To do:
• a. Quote the hackNY account word for word from "I’m currently a" up to and including "remote for Tunein.".
• b. Answer these from the hackNY account, one answer per line, marked to match:
(i) What is the writer's major at Rutgers?
(ii) Which school does Jon Wong attend?
(iii) What web player did the team first try to build a remote for?
• c. Write the next part of the hackNY account, picking up right after its final sentence.

I’m currently a sophomore as an ITI (Info Tech & Informatics) major at Rutgers but I’ve taken CS courses back in high school. HackNY was my first hackathon and I went just for the learning experience. My team consisted of me and a friend (Jon Wong – a junior at SIT (Stevens Institute) – ECE major) who also came along for the learning experience. I initially read a post somewhere a few weeks back stating that their friend created mote.io and would be at the hackathon. I didn’t think too much of the app at first but once we got to hackNY and I sat down to play around with it, I realized the potential this intuitively designed app had. Our initial goal was to write a remote to work with the Spotify web player (play.spotify.com) however, we couldn’t seem to get it to work and I just suggested that we write a remote for Tunein.

Data block:
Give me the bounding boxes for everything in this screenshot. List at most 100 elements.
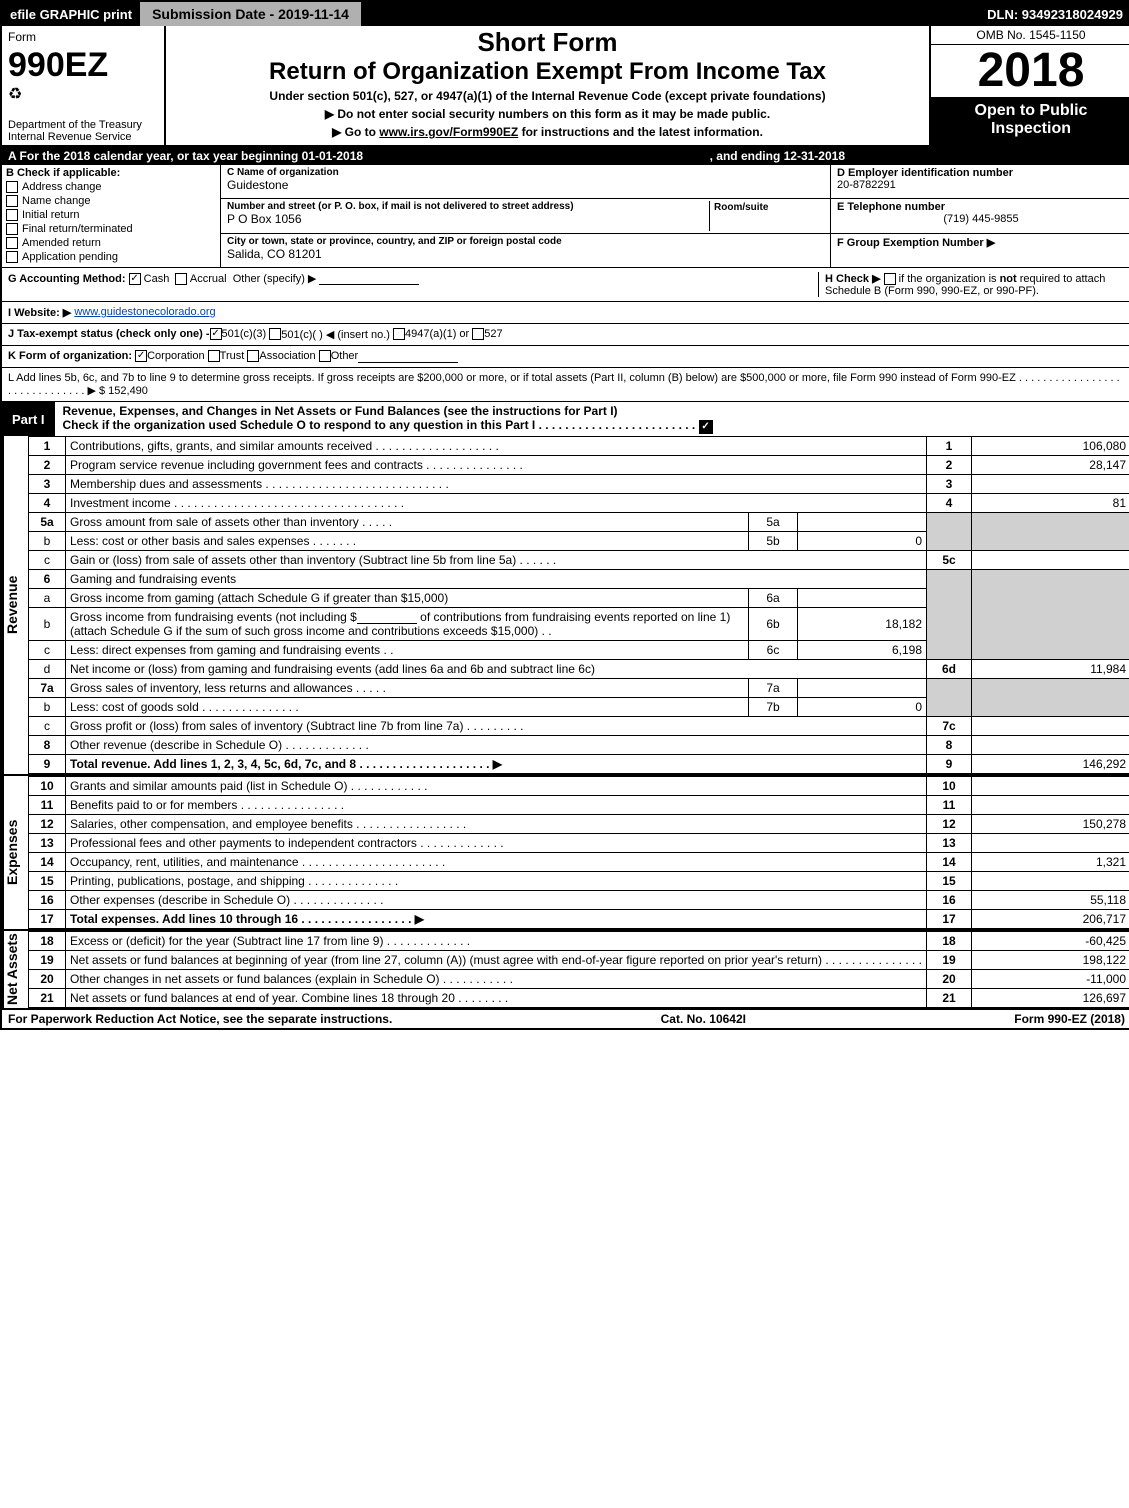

Answers to each task:
• a.
I’m currently a sophomore as an ITI (Info Tech & Informatics) major at Rutgers but I’ve taken CS courses back in high school. HackNY was my first hackathon and I went just for the learning experience. My team consisted of me and a friend (Jon Wong – a junior at SIT (Stevens Institute) – ECE major) who also came along for the learning experience. I initially read a post somewhere a few weeks back stating that their friend created mote.io and would be at the hackathon. I didn’t think too much of the app at first but once we got to hackNY and I sat down to play around with it, I realized the potential this intuitively designed app had. Our initial goal was to write a remote to work with the Spotify web player (play.spotify.com) however, we couldn’t seem to get it to work and I just suggested that we write a remote for Tunein.

• b.
(i) ITI (Info Tech & Informatics)
(ii) SIT (Stevens Institute)
(iii) The Spotify web player (play.spotify.com)

• c.
Your API was extremely easy to understand and utilize. After some digging through the source pages of tunein, we were able to determine which classes would seek the playback info and playback controls. It was relatively easy to program after crossing the initial threshold of understanding how everything worked. Definitely going to look to complete that Spotify remote soon.

Josh Sheng – TuneIn Radio Remote

I’m from Columbia University and worked on this with Nathan Bendich. With this being our first hackathon, we tried to build something simple that has some real world application and had a straightforward API to work from. Personally, I chose to create a remote for Google Play as it is my primary music player. The two main scenarios I had in mind for the remote were

a) Studying/reading on my bed while my computer was playing music at my desk and b) Having my computer connected to speakers at some kind of large gathering and being able to control it from across the room.

It was definitely an interesting project, as we had no experience with js or jquery, but we were able to pick up enough based on the pre-existing remotes and limited experience with css selectors. The main issue we had trouble with was having the first song play automatically, as there was no button bound to select a song. We got some much needed last-minute help from Jesse from Clef with a workaround there.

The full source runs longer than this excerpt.